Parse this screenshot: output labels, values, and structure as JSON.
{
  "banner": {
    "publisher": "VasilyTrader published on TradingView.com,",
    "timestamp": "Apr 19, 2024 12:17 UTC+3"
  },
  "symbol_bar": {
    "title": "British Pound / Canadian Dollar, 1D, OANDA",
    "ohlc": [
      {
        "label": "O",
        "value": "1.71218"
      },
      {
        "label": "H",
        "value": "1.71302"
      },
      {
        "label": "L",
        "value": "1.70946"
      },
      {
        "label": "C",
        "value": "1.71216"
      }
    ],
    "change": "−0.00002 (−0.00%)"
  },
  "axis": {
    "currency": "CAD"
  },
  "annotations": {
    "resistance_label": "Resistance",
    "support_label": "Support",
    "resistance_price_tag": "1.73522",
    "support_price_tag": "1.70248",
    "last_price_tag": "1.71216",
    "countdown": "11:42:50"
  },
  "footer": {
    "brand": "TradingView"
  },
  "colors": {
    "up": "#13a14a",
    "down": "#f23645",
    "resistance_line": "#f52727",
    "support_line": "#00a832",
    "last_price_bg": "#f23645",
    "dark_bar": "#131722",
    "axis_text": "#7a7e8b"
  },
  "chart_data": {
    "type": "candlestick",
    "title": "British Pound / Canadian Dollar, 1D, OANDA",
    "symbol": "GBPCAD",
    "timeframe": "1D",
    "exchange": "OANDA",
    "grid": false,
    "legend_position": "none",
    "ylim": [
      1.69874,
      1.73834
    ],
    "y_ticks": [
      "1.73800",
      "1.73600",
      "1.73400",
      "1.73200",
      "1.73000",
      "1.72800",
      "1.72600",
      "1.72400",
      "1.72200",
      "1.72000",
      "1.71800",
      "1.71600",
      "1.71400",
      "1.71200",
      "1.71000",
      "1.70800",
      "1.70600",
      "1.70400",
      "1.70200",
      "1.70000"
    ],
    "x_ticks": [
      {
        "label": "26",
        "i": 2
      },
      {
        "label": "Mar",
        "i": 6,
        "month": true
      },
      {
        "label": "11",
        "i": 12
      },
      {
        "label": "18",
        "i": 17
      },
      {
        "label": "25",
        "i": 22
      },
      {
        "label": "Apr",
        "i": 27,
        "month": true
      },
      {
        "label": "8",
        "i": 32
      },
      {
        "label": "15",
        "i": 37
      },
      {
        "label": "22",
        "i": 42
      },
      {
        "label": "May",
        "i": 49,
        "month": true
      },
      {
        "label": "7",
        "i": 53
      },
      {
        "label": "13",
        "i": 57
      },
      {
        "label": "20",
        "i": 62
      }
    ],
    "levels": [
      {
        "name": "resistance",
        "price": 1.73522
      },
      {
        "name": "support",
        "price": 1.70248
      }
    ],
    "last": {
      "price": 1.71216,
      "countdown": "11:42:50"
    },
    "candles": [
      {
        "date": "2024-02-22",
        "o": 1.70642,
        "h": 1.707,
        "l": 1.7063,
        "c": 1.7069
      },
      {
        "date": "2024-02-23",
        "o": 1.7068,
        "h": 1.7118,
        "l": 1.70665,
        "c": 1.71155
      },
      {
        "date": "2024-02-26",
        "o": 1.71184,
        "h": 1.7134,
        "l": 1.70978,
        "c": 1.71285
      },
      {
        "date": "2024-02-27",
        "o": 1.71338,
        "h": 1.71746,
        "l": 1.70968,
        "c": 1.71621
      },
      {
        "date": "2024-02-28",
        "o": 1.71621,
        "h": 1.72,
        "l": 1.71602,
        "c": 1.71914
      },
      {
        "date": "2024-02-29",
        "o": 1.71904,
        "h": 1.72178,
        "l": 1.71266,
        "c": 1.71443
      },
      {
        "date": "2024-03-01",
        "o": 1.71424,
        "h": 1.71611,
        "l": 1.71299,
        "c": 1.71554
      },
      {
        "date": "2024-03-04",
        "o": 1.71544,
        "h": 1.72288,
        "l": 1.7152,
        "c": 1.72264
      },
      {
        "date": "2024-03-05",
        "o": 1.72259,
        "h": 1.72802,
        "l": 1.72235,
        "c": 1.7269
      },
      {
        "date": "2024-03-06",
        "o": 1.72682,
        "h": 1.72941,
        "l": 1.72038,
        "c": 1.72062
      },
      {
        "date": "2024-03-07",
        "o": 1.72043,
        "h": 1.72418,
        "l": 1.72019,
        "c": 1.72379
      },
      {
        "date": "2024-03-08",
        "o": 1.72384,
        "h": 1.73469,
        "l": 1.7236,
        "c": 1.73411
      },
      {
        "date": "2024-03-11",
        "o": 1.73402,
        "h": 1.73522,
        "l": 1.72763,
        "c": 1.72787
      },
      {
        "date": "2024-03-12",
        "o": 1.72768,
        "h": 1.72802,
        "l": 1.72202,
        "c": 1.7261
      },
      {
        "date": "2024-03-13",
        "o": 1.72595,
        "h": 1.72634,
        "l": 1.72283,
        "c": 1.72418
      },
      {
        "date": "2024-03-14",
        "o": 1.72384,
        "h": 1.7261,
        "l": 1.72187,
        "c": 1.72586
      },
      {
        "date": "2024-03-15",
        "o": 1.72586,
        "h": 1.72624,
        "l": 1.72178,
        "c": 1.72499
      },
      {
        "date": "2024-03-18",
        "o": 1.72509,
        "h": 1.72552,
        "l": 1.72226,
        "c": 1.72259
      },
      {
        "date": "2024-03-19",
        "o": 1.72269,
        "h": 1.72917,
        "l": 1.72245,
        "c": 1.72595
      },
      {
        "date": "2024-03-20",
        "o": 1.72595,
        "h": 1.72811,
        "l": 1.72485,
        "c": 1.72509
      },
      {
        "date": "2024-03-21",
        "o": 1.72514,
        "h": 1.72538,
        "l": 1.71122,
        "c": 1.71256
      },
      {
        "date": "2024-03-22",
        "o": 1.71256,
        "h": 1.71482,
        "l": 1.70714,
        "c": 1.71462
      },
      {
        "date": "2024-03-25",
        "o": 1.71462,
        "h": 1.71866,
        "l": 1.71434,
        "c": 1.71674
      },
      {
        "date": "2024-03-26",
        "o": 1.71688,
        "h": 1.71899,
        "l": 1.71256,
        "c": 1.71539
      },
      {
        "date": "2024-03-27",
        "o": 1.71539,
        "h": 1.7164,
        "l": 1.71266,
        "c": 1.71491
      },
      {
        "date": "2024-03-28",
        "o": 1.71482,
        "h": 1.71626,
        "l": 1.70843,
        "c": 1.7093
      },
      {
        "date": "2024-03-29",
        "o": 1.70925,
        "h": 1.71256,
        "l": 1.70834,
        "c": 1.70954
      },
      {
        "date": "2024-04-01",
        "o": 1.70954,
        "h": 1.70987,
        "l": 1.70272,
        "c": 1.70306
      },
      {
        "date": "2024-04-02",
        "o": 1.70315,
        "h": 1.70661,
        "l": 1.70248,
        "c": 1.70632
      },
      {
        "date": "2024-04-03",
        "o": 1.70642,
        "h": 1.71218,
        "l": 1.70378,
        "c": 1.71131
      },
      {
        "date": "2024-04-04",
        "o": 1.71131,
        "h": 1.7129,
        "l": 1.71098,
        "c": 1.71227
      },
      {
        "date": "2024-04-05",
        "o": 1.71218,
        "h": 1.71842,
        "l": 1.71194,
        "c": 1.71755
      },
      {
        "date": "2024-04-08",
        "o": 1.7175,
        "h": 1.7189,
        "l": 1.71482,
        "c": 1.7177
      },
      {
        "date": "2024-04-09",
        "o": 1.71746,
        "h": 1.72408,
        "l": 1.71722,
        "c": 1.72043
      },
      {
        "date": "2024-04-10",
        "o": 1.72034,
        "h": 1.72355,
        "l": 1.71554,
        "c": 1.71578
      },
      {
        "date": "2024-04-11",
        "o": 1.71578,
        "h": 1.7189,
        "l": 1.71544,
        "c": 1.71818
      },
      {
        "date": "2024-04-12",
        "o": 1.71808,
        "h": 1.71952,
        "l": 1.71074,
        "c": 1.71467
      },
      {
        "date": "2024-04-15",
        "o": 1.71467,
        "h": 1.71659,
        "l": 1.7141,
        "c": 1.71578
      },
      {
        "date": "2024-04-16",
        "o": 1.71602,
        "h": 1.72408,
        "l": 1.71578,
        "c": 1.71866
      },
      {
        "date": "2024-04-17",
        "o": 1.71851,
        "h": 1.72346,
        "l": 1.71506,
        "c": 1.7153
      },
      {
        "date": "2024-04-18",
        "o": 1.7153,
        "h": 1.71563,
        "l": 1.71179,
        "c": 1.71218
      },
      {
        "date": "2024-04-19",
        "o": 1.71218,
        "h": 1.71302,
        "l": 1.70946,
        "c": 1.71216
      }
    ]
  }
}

+++

THE EXERCISE → Show, from the listing above, each line that contains the word "countdown".

REPLY TO THE EXERCISE →
    "countdown": "11:42:50"
      "countdown": "11:42:50"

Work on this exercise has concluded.